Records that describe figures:
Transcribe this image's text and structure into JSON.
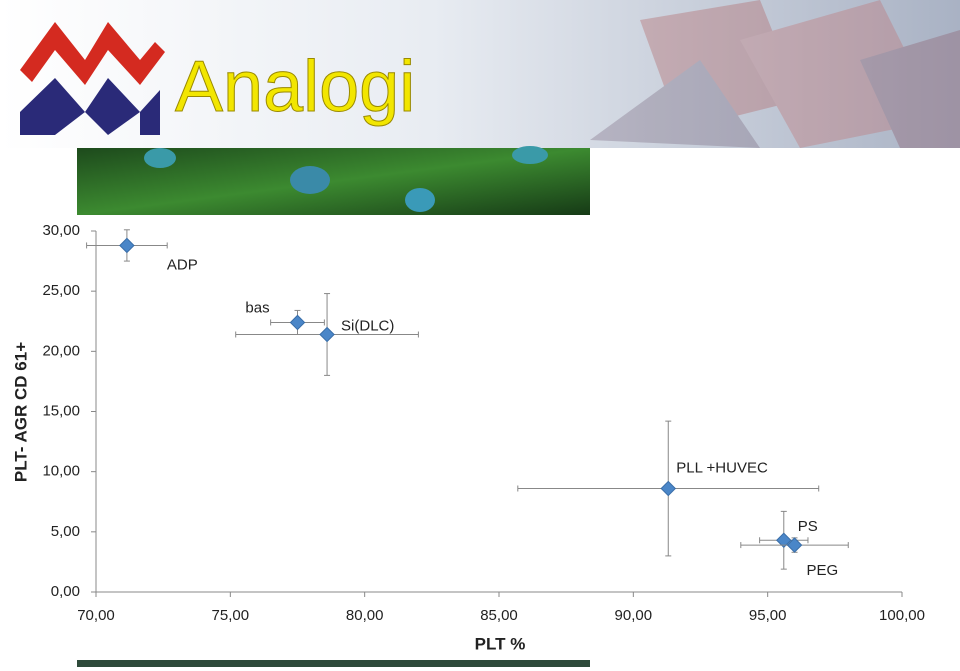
{
  "header": {
    "title": "Analogi"
  },
  "chart_data": {
    "type": "scatter",
    "x_label": "PLT %",
    "y_label": "PLT- AGR CD 61+",
    "xlim": [
      70,
      100
    ],
    "ylim": [
      0,
      30
    ],
    "xticks": [
      {
        "value": 70,
        "label": "70,00"
      },
      {
        "value": 75,
        "label": "75,00"
      },
      {
        "value": 80,
        "label": "80,00"
      },
      {
        "value": 85,
        "label": "85,00"
      },
      {
        "value": 90,
        "label": "90,00"
      },
      {
        "value": 95,
        "label": "95,00"
      },
      {
        "value": 100,
        "label": "100,00"
      }
    ],
    "yticks": [
      {
        "value": 0,
        "label": "0,00"
      },
      {
        "value": 5,
        "label": "5,00"
      },
      {
        "value": 10,
        "label": "10,00"
      },
      {
        "value": 15,
        "label": "15,00"
      },
      {
        "value": 20,
        "label": "20,00"
      },
      {
        "value": 25,
        "label": "25,00"
      },
      {
        "value": 30,
        "label": "30,00"
      }
    ],
    "color": "#4a86c8",
    "point_labels": [
      "ADP",
      "bas",
      "Si(DLC)",
      "PLL +HUVEC",
      "PS",
      "PEG"
    ],
    "x": [
      71.15,
      77.5,
      78.6,
      91.3,
      95.6,
      96.0
    ],
    "values": [
      28.8,
      22.4,
      21.4,
      8.6,
      4.3,
      3.9
    ],
    "x_errors": [
      1.5,
      1.0,
      3.4,
      5.6,
      0.9,
      2.0
    ],
    "y_errors": [
      1.3,
      1.0,
      3.4,
      5.6,
      2.4,
      0.6
    ]
  }
}
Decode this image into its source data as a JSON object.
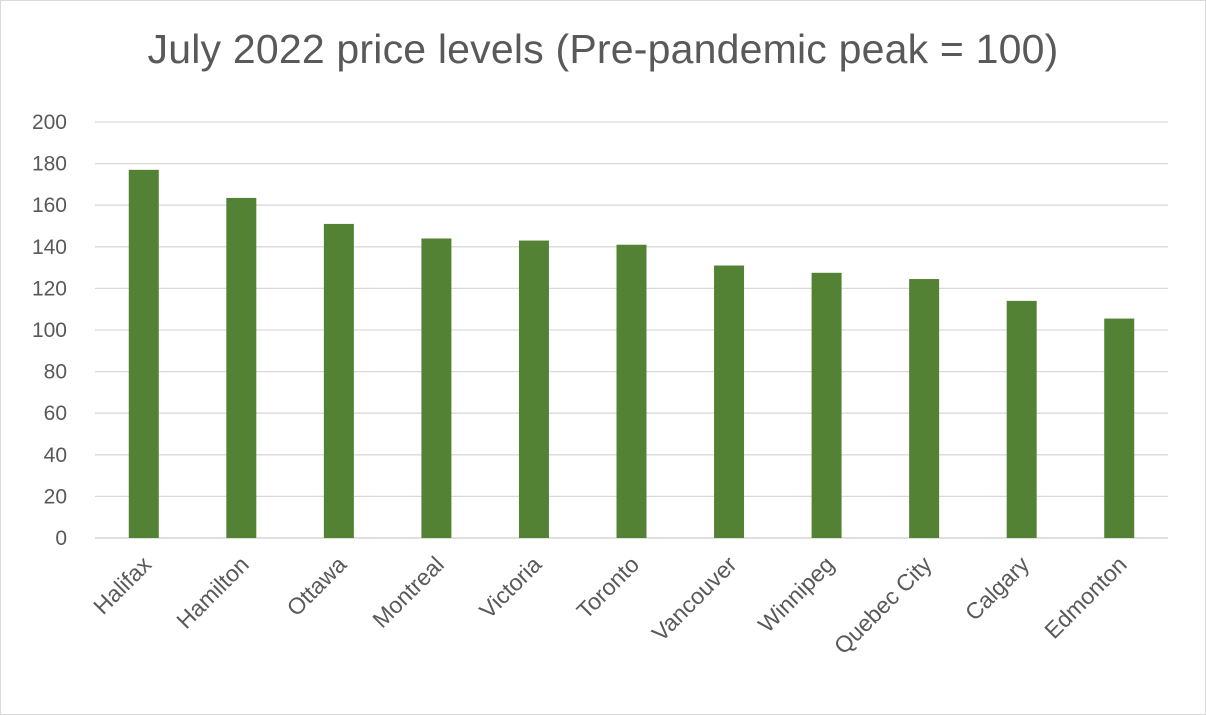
{
  "chart_data": {
    "type": "bar",
    "title": "July 2022 price levels (Pre-pandemic peak = 100)",
    "categories": [
      "Halifax",
      "Hamilton",
      "Ottawa",
      "Montreal",
      "Victoria",
      "Toronto",
      "Vancouver",
      "Winnipeg",
      "Quebec City",
      "Calgary",
      "Edmonton"
    ],
    "values": [
      177,
      163.5,
      151,
      144,
      143,
      141,
      131,
      127.5,
      124.5,
      114,
      105.5
    ],
    "ylim": [
      0,
      200
    ],
    "yticks": [
      "0",
      "20",
      "40",
      "60",
      "80",
      "100",
      "120",
      "140",
      "160",
      "180",
      "200"
    ],
    "xlabel": "",
    "ylabel": "",
    "grid": true,
    "legend": "none",
    "bar_color": "#548235",
    "gridline_color": "#d9d9d9",
    "text_color": "#595959"
  }
}
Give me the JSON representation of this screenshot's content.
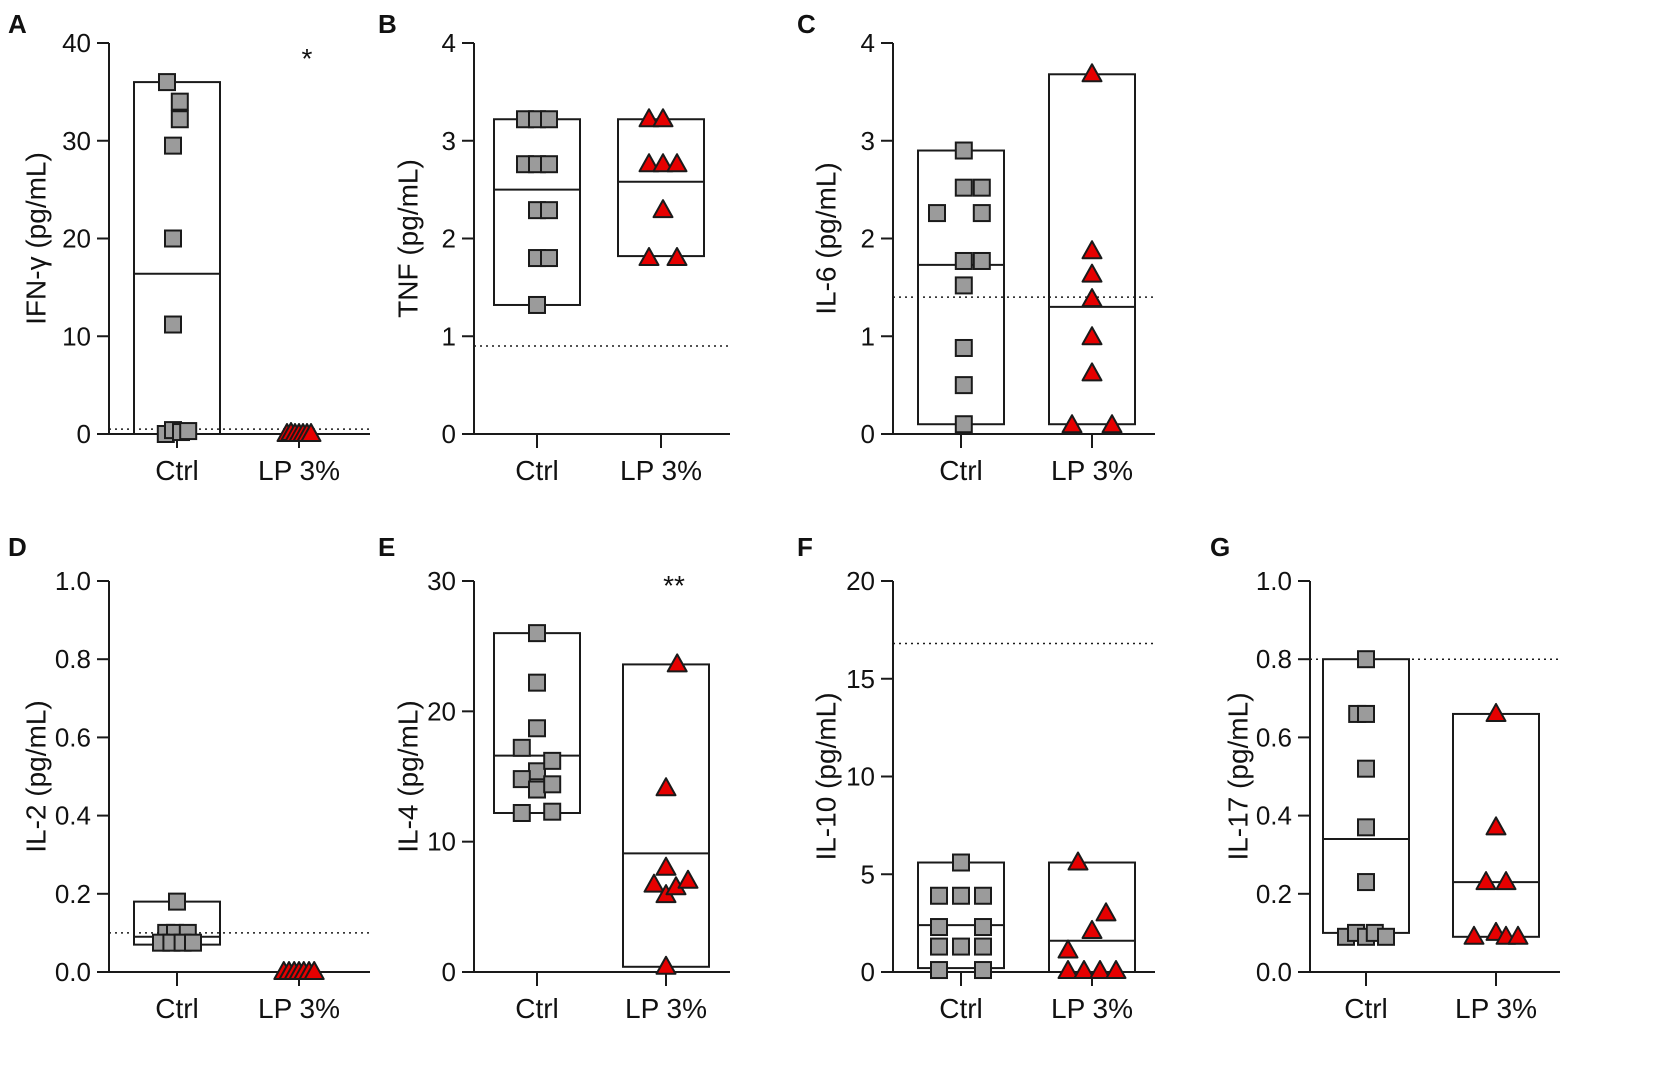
{
  "figure": {
    "colors": {
      "ctrl_fill": "#9b9b9b",
      "lp_fill": "#e60000",
      "stroke": "#1a1a1a",
      "axis": "#1a1a1a"
    },
    "marker_shapes": {
      "Ctrl": "square",
      "LP 3%": "triangle"
    }
  },
  "chart_data": [
    {
      "panel": "A",
      "type": "scatter-box",
      "ylabel": "IFN-γ (pg/mL)",
      "ylim": [
        0,
        40
      ],
      "yticks": [
        0,
        10,
        20,
        30,
        40
      ],
      "ytick_labels": [
        "0",
        "10",
        "20",
        "30",
        "40"
      ],
      "categories": [
        "Ctrl",
        "LP 3%"
      ],
      "detection_limit": 0.5,
      "groups": [
        {
          "name": "Ctrl",
          "box": {
            "min": 0,
            "max": 36,
            "median": 16.4
          },
          "points": [
            [
              -0.25,
              36
            ],
            [
              0.07,
              34
            ],
            [
              0.07,
              32.2
            ],
            [
              -0.1,
              29.5
            ],
            [
              -0.1,
              20
            ],
            [
              -0.1,
              11.2
            ],
            [
              -0.28,
              0
            ],
            [
              -0.1,
              0.4
            ],
            [
              0.1,
              0.2
            ],
            [
              0.28,
              0.3
            ]
          ]
        },
        {
          "name": "LP 3%",
          "box": null,
          "significance": "*",
          "points": [
            [
              -0.3,
              0
            ],
            [
              -0.2,
              0.1
            ],
            [
              -0.1,
              0
            ],
            [
              0,
              0
            ],
            [
              0.1,
              0
            ],
            [
              0.2,
              0
            ],
            [
              0.3,
              0
            ]
          ]
        }
      ]
    },
    {
      "panel": "B",
      "type": "scatter-box",
      "ylabel": "TNF (pg/mL)",
      "ylim": [
        0,
        4
      ],
      "yticks": [
        0,
        1,
        2,
        3,
        4
      ],
      "ytick_labels": [
        "0",
        "1",
        "2",
        "3",
        "4"
      ],
      "categories": [
        "Ctrl",
        "LP 3%"
      ],
      "detection_limit": 0.9,
      "groups": [
        {
          "name": "Ctrl",
          "box": {
            "min": 1.32,
            "max": 3.22,
            "median": 2.5
          },
          "points": [
            [
              -0.3,
              3.22
            ],
            [
              0,
              3.22
            ],
            [
              0.3,
              3.22
            ],
            [
              -0.3,
              2.76
            ],
            [
              0,
              2.76
            ],
            [
              0.3,
              2.76
            ],
            [
              0,
              2.29
            ],
            [
              0.3,
              2.29
            ],
            [
              0,
              1.8
            ],
            [
              0.3,
              1.8
            ],
            [
              0,
              1.32
            ]
          ]
        },
        {
          "name": "LP 3%",
          "box": {
            "min": 1.82,
            "max": 3.22,
            "median": 2.58
          },
          "points": [
            [
              -0.3,
              3.22
            ],
            [
              0.05,
              3.22
            ],
            [
              -0.3,
              2.76
            ],
            [
              0.05,
              2.76
            ],
            [
              0.4,
              2.76
            ],
            [
              0.05,
              2.29
            ],
            [
              -0.3,
              1.8
            ],
            [
              0.4,
              1.8
            ]
          ]
        }
      ]
    },
    {
      "panel": "C",
      "type": "scatter-box",
      "ylabel": "IL-6 (pg/mL)",
      "ylim": [
        0,
        4
      ],
      "yticks": [
        0,
        1,
        2,
        3,
        4
      ],
      "ytick_labels": [
        "0",
        "1",
        "2",
        "3",
        "4"
      ],
      "categories": [
        "Ctrl",
        "LP 3%"
      ],
      "detection_limit": 1.4,
      "groups": [
        {
          "name": "Ctrl",
          "box": {
            "min": 0.1,
            "max": 2.9,
            "median": 1.73
          },
          "points": [
            [
              0.07,
              2.9
            ],
            [
              -0.6,
              2.26
            ],
            [
              0.07,
              2.52
            ],
            [
              0.52,
              2.52
            ],
            [
              0.52,
              2.26
            ],
            [
              0.07,
              1.77
            ],
            [
              0.52,
              1.77
            ],
            [
              0.07,
              1.52
            ],
            [
              0.07,
              0.88
            ],
            [
              0.07,
              0.5
            ],
            [
              0.07,
              0.1
            ]
          ]
        },
        {
          "name": "LP 3%",
          "box": {
            "min": 0.1,
            "max": 3.68,
            "median": 1.3
          },
          "points": [
            [
              0,
              3.68
            ],
            [
              0,
              1.87
            ],
            [
              0,
              1.63
            ],
            [
              0,
              1.38
            ],
            [
              0,
              0.99
            ],
            [
              0,
              0.62
            ],
            [
              -0.5,
              0.09
            ],
            [
              0.5,
              0.09
            ]
          ]
        }
      ]
    },
    {
      "panel": "D",
      "type": "scatter-box",
      "ylabel": "IL-2 (pg/mL)",
      "ylim": [
        0,
        1
      ],
      "yticks": [
        0,
        0.2,
        0.4,
        0.6,
        0.8,
        1.0
      ],
      "ytick_labels": [
        "0.0",
        "0.2",
        "0.4",
        "0.6",
        "0.8",
        "1.0"
      ],
      "categories": [
        "Ctrl",
        "LP 3%"
      ],
      "detection_limit": 0.1,
      "groups": [
        {
          "name": "Ctrl",
          "box": {
            "min": 0.07,
            "max": 0.18,
            "median": 0.09
          },
          "points": [
            [
              0,
              0.18
            ],
            [
              -0.27,
              0.1
            ],
            [
              -0.05,
              0.1
            ],
            [
              0.27,
              0.1
            ],
            [
              -0.4,
              0.075
            ],
            [
              -0.14,
              0.075
            ],
            [
              0.14,
              0.075
            ],
            [
              0.4,
              0.075
            ]
          ]
        },
        {
          "name": "LP 3%",
          "box": null,
          "points": [
            [
              -0.38,
              0
            ],
            [
              -0.25,
              0
            ],
            [
              -0.12,
              0
            ],
            [
              0,
              0
            ],
            [
              0.12,
              0
            ],
            [
              0.25,
              0
            ],
            [
              0.38,
              0
            ]
          ]
        }
      ]
    },
    {
      "panel": "E",
      "type": "scatter-box",
      "ylabel": "IL-4 (pg/mL)",
      "ylim": [
        0,
        30
      ],
      "yticks": [
        0,
        10,
        20,
        30
      ],
      "ytick_labels": [
        "0",
        "10",
        "20",
        "30"
      ],
      "categories": [
        "Ctrl",
        "LP 3%"
      ],
      "detection_limit": null,
      "groups": [
        {
          "name": "Ctrl",
          "box": {
            "min": 12.2,
            "max": 26,
            "median": 16.6
          },
          "points": [
            [
              0,
              26
            ],
            [
              0,
              22.2
            ],
            [
              0,
              18.7
            ],
            [
              -0.38,
              17.2
            ],
            [
              0,
              15.4
            ],
            [
              0.38,
              16.2
            ],
            [
              -0.38,
              14.8
            ],
            [
              0,
              14
            ],
            [
              0.38,
              14.4
            ],
            [
              -0.38,
              12.2
            ],
            [
              0.38,
              12.3
            ]
          ]
        },
        {
          "name": "LP 3%",
          "box": {
            "min": 0.4,
            "max": 23.6,
            "median": 9.1
          },
          "significance": "**",
          "points": [
            [
              0.28,
              23.6
            ],
            [
              0,
              14.1
            ],
            [
              0,
              8
            ],
            [
              -0.3,
              6.7
            ],
            [
              0,
              5.9
            ],
            [
              0.25,
              6.5
            ],
            [
              0.55,
              7
            ],
            [
              0,
              0.4
            ]
          ]
        }
      ]
    },
    {
      "panel": "F",
      "type": "scatter-box",
      "ylabel": "IL-10 (pg/mL)",
      "ylim": [
        0,
        20
      ],
      "yticks": [
        0,
        5,
        10,
        15,
        20
      ],
      "ytick_labels": [
        "0",
        "5",
        "10",
        "15",
        "20"
      ],
      "categories": [
        "Ctrl",
        "LP 3%"
      ],
      "detection_limit": 16.8,
      "groups": [
        {
          "name": "Ctrl",
          "box": {
            "min": 0.2,
            "max": 5.6,
            "median": 2.4
          },
          "points": [
            [
              0,
              5.6
            ],
            [
              -0.55,
              3.9
            ],
            [
              0,
              3.9
            ],
            [
              0.55,
              3.9
            ],
            [
              -0.55,
              2.3
            ],
            [
              0.55,
              2.3
            ],
            [
              -0.55,
              1.3
            ],
            [
              0,
              1.3
            ],
            [
              0.55,
              1.3
            ],
            [
              -0.55,
              0.1
            ],
            [
              0.55,
              0.1
            ]
          ]
        },
        {
          "name": "LP 3%",
          "box": {
            "min": 0,
            "max": 5.6,
            "median": 1.6
          },
          "points": [
            [
              -0.35,
              5.6
            ],
            [
              0.35,
              3
            ],
            [
              0,
              2.1
            ],
            [
              -0.6,
              1.1
            ],
            [
              -0.6,
              0.05
            ],
            [
              -0.2,
              0.05
            ],
            [
              0.2,
              0.05
            ],
            [
              0.6,
              0.05
            ]
          ]
        }
      ]
    },
    {
      "panel": "G",
      "type": "scatter-box",
      "ylabel": "IL-17 (pg/mL)",
      "ylim": [
        0,
        1
      ],
      "yticks": [
        0,
        0.2,
        0.4,
        0.6,
        0.8,
        1.0
      ],
      "ytick_labels": [
        "0.0",
        "0.2",
        "0.4",
        "0.6",
        "0.8",
        "1.0"
      ],
      "categories": [
        "Ctrl",
        "LP 3%"
      ],
      "detection_limit": 0.8,
      "groups": [
        {
          "name": "Ctrl",
          "box": {
            "min": 0.1,
            "max": 0.8,
            "median": 0.34
          },
          "points": [
            [
              0,
              0.8
            ],
            [
              -0.22,
              0.66
            ],
            [
              0,
              0.66
            ],
            [
              0,
              0.52
            ],
            [
              0,
              0.37
            ],
            [
              0,
              0.23
            ],
            [
              -0.5,
              0.09
            ],
            [
              -0.25,
              0.1
            ],
            [
              0,
              0.09
            ],
            [
              0.22,
              0.1
            ],
            [
              0.5,
              0.09
            ]
          ]
        },
        {
          "name": "LP 3%",
          "box": {
            "min": 0.09,
            "max": 0.66,
            "median": 0.23
          },
          "points": [
            [
              0,
              0.66
            ],
            [
              0,
              0.37
            ],
            [
              -0.25,
              0.23
            ],
            [
              0.25,
              0.23
            ],
            [
              -0.55,
              0.09
            ],
            [
              0,
              0.1
            ],
            [
              0.25,
              0.09
            ],
            [
              0.55,
              0.09
            ]
          ]
        }
      ]
    }
  ]
}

TASK DETAILS: For each line above that contains the word "panel", copy that line.

THE ANSWER:
      "panel": "A",
      "panel": "B",
      "panel": "C",
      "panel": "D",
      "panel": "E",
      "panel": "F",
      "panel": "G",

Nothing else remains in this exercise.